> [Written instruction]: Lift out each line of the data that holds "JSON".

> [Records provided]:
================

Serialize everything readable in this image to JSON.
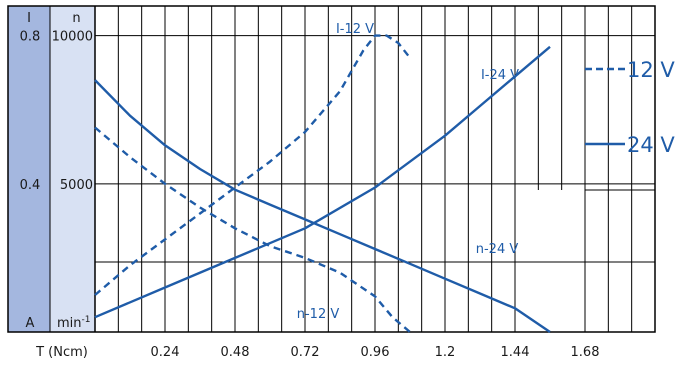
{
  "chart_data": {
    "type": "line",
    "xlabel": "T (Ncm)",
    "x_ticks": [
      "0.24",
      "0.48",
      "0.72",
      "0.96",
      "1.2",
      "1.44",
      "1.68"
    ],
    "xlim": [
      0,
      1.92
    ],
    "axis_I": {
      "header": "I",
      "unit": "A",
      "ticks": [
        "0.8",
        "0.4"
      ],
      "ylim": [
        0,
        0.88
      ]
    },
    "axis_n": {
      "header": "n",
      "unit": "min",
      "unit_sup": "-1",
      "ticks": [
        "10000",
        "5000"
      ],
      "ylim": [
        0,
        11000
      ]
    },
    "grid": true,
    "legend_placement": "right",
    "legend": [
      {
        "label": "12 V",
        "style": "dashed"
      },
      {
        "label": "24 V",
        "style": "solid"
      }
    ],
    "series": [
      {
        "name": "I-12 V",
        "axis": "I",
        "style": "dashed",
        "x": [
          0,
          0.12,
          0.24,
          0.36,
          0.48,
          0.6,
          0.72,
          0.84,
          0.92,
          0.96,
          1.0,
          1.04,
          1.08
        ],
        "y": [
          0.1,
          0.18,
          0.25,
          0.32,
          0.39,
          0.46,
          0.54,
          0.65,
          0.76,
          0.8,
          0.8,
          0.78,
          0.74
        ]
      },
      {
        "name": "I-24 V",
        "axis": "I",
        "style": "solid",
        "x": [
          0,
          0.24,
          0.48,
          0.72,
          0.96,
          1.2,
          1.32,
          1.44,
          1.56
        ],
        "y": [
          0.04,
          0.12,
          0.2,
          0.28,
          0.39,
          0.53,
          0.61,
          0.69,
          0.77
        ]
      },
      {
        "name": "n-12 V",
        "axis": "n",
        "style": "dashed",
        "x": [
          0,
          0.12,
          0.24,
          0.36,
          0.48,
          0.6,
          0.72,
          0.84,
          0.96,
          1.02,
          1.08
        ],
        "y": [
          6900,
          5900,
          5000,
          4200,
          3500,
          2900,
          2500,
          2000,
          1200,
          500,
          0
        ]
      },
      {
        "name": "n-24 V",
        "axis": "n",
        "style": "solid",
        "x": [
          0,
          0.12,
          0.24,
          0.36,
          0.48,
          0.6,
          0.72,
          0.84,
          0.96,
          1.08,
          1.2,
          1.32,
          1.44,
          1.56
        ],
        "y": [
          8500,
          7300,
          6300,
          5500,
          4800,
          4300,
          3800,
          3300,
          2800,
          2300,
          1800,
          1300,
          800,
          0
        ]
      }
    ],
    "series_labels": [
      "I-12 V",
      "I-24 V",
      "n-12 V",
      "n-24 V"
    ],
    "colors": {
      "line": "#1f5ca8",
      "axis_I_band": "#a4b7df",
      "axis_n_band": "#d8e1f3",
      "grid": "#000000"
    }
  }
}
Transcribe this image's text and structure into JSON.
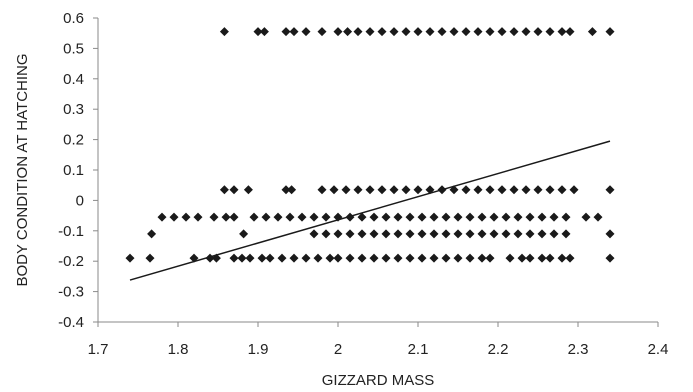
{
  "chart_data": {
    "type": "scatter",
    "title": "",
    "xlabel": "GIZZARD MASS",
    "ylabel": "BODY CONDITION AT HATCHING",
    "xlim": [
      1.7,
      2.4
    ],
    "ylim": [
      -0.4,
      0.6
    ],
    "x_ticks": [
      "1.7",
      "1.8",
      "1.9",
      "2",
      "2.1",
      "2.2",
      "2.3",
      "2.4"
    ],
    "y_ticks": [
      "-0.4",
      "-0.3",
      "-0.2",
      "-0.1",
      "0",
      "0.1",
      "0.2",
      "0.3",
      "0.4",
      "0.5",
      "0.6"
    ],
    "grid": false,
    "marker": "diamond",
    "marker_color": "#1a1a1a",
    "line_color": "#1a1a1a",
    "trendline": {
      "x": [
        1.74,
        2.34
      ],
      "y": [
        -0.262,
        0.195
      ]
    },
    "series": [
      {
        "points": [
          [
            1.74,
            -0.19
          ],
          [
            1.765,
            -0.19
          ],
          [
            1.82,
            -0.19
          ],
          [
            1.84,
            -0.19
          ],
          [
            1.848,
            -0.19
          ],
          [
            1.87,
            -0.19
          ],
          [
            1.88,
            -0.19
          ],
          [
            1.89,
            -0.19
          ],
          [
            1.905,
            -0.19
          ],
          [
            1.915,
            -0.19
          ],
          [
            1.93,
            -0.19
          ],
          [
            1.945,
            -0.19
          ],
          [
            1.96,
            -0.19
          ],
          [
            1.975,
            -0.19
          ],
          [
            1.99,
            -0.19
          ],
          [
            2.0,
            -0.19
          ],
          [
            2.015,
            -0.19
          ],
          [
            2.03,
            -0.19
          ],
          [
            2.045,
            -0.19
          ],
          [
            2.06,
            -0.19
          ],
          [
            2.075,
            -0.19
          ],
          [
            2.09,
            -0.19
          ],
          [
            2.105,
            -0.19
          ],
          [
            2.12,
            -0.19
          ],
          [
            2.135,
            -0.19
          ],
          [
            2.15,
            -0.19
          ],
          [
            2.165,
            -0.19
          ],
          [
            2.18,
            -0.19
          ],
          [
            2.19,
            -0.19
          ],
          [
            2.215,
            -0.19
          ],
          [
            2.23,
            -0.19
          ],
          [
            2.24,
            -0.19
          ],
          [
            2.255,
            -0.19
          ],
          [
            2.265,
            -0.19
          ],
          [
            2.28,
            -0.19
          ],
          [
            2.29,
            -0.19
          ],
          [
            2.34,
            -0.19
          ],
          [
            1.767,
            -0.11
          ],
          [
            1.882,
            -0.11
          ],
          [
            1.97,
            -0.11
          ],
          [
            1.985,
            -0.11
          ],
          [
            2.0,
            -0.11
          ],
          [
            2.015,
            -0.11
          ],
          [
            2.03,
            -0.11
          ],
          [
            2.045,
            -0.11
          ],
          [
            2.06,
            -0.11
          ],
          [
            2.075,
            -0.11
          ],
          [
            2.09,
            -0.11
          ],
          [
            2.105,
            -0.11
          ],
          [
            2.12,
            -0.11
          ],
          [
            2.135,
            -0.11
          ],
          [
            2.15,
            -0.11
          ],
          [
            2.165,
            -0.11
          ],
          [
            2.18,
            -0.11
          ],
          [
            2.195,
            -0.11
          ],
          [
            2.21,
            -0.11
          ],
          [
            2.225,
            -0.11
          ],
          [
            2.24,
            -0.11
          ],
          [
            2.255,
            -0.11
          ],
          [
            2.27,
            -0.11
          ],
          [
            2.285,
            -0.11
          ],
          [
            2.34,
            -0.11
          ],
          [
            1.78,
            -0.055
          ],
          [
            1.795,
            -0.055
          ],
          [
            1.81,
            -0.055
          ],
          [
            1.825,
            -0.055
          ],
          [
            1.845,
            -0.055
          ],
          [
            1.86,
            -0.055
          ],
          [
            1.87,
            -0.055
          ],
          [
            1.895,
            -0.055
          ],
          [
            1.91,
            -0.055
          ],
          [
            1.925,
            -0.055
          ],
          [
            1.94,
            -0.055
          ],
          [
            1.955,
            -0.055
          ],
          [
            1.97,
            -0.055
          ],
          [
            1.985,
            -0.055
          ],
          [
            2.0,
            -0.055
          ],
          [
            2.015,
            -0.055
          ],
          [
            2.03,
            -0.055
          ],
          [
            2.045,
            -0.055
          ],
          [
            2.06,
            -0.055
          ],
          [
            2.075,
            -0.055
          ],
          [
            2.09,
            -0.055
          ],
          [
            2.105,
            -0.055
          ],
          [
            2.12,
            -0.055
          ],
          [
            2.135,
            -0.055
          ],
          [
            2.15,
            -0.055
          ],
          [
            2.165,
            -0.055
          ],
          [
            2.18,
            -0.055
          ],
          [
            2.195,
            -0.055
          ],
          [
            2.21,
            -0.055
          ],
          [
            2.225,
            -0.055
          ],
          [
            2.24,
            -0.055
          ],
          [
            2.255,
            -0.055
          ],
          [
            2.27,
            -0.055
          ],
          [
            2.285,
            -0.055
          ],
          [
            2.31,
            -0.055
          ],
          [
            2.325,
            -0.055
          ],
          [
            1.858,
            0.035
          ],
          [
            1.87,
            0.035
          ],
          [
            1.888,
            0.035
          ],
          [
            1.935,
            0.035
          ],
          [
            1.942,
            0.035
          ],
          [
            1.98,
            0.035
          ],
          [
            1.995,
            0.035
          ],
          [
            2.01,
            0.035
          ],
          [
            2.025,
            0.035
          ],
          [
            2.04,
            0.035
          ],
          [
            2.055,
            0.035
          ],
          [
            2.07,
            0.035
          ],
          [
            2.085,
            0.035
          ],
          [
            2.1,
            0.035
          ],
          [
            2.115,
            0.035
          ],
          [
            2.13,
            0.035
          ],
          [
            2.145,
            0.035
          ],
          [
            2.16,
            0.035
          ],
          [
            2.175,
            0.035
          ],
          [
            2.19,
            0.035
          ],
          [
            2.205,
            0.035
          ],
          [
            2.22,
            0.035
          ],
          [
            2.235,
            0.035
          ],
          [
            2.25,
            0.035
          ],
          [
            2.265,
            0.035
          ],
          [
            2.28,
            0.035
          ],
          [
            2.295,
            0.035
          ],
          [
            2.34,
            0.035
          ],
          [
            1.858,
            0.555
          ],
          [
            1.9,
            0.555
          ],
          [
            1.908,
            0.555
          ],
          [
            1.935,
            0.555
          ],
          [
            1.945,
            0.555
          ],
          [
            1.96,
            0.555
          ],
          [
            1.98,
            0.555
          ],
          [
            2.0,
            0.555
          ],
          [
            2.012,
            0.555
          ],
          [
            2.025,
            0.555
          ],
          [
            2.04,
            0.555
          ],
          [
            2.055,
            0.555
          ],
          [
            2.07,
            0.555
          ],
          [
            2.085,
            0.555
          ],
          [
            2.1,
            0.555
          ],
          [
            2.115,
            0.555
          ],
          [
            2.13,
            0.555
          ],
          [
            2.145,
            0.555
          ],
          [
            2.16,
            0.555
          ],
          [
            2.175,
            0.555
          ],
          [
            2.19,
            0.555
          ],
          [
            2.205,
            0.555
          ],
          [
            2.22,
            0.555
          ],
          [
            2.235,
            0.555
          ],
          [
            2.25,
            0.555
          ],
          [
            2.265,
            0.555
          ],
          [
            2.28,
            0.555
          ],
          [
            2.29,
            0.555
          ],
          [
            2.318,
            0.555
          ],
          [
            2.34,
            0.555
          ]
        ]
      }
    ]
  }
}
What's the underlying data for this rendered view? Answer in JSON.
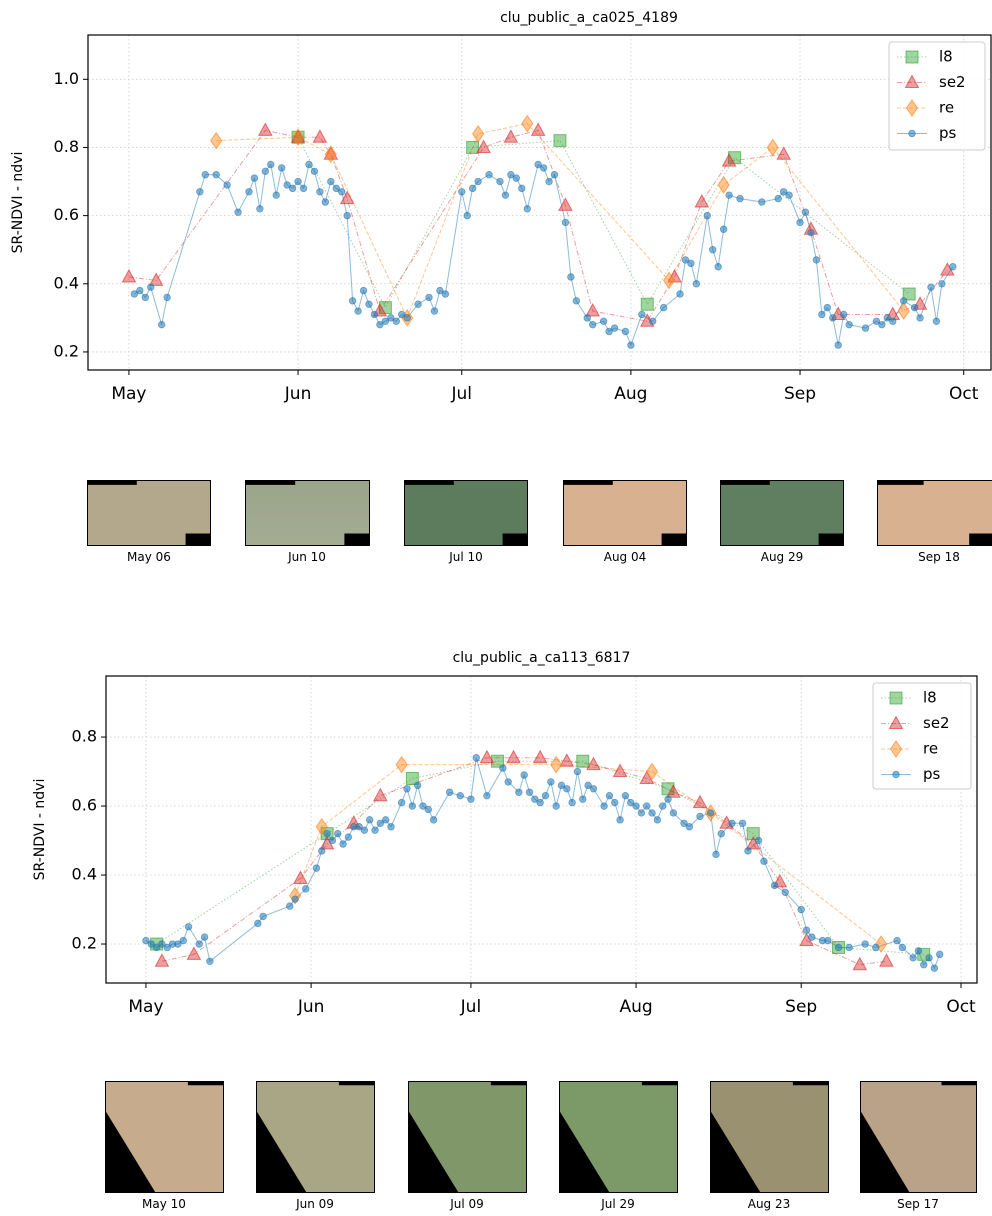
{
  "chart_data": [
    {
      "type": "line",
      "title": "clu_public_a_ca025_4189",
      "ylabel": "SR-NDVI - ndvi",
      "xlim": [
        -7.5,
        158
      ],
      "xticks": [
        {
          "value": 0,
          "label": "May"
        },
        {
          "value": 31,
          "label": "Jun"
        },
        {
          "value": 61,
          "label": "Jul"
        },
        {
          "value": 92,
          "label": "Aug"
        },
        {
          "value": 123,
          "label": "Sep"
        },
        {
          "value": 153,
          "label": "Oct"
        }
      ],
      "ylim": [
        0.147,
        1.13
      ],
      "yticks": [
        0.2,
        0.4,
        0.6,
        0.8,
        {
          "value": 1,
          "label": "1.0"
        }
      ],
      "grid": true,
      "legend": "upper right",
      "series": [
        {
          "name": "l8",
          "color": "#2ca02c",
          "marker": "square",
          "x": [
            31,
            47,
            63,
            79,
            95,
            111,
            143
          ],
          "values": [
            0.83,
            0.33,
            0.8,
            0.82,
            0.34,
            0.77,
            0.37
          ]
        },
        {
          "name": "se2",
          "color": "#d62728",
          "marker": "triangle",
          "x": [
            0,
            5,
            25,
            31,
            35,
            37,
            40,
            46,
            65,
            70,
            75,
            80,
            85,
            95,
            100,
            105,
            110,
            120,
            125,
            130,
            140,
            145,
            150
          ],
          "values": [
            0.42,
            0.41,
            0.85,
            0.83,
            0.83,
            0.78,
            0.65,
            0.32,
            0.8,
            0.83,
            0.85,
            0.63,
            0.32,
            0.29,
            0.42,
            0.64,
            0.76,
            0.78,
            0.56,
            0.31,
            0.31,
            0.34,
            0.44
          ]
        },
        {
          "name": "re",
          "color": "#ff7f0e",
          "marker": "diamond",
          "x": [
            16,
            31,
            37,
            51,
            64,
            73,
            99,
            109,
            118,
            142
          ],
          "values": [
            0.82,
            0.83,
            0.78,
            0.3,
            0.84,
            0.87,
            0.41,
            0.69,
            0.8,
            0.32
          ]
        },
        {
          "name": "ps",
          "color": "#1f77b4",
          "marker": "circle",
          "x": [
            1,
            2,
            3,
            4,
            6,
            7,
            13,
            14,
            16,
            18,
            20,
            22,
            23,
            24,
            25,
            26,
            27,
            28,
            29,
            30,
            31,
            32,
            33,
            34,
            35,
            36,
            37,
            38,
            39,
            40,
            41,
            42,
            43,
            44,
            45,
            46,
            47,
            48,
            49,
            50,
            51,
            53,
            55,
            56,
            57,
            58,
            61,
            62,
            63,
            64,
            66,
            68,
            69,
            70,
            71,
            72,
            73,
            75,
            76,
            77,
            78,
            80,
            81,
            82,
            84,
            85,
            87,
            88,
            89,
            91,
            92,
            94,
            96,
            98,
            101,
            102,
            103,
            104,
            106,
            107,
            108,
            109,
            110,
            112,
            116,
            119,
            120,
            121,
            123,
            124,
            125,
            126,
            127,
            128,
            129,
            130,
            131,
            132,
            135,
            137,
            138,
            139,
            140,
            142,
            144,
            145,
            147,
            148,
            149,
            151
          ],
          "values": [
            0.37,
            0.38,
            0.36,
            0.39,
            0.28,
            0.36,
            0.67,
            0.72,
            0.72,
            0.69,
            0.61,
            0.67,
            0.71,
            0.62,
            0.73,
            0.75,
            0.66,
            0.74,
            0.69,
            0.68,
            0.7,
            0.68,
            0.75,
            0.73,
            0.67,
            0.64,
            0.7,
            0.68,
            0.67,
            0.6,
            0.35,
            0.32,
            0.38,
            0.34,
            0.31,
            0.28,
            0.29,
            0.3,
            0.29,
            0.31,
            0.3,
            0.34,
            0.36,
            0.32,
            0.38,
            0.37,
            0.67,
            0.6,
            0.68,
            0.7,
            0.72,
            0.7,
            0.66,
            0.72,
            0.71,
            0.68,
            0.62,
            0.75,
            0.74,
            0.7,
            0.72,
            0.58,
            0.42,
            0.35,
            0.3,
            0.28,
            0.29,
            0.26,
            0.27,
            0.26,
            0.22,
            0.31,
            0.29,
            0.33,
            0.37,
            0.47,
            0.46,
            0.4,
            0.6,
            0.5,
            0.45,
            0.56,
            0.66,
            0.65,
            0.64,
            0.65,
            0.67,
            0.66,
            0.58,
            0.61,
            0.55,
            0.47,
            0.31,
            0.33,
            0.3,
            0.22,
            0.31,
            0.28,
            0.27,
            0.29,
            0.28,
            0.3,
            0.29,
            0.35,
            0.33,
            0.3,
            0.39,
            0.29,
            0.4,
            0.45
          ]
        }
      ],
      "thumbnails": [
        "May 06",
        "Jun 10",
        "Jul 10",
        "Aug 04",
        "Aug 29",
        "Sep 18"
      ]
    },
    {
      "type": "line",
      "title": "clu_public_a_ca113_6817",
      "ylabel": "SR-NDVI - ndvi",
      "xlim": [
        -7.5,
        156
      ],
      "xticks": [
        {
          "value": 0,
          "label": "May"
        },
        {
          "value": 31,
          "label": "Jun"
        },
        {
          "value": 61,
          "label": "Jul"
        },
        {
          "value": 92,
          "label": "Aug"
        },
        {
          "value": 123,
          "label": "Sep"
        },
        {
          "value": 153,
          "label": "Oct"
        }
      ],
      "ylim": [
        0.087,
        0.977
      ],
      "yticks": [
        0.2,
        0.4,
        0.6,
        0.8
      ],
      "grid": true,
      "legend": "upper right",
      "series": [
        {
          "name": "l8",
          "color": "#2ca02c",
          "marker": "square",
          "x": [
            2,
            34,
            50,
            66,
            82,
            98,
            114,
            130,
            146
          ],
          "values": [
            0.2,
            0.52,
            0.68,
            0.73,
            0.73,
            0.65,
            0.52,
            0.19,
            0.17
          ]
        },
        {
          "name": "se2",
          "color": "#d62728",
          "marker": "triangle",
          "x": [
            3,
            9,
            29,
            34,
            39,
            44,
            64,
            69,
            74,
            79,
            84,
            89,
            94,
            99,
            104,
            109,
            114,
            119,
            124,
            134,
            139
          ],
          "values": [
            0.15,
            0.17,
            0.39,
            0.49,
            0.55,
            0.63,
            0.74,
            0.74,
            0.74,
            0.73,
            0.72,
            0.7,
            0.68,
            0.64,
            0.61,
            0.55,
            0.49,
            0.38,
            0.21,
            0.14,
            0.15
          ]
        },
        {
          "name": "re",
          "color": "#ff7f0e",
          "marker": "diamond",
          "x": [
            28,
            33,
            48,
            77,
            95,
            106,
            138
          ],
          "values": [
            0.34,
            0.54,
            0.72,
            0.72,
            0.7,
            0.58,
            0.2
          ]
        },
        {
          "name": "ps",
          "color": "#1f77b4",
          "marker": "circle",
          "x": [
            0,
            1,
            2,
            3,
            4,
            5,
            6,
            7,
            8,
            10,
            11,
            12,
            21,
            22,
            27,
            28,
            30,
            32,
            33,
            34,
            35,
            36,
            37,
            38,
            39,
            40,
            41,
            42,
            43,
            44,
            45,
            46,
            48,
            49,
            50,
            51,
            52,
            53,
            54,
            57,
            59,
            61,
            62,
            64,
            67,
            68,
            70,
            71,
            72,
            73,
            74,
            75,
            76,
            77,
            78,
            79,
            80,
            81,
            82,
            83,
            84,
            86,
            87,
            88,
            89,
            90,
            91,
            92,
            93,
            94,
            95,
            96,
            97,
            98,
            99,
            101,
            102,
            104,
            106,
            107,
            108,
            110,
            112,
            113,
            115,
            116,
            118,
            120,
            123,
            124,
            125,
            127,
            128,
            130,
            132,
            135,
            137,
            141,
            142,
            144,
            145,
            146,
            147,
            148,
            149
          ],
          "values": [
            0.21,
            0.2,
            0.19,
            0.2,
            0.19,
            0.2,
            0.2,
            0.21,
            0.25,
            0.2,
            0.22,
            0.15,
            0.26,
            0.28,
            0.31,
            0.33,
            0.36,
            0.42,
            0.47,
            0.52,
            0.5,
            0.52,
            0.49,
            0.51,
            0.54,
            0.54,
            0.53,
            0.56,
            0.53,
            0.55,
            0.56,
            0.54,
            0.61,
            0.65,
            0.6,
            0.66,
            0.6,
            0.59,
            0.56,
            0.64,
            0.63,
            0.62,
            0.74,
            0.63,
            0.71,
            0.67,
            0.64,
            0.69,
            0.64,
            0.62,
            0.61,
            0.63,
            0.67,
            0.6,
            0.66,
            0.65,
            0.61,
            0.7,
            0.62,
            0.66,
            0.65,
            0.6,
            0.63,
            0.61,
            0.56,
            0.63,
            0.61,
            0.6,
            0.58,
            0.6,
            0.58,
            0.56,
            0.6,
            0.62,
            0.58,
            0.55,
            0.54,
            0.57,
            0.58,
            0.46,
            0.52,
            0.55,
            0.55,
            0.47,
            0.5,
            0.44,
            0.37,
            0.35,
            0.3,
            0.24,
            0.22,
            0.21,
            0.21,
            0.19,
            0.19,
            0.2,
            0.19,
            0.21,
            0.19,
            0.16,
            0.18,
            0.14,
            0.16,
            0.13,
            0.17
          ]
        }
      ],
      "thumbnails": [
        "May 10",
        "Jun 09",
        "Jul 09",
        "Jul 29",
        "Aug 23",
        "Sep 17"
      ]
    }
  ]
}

================

> [Written response]:
Serialize everything readable in this image to JSON.
Transcribe this image's text and structure into JSON.
What's the underlying data for this rendered view? Answer in JSON.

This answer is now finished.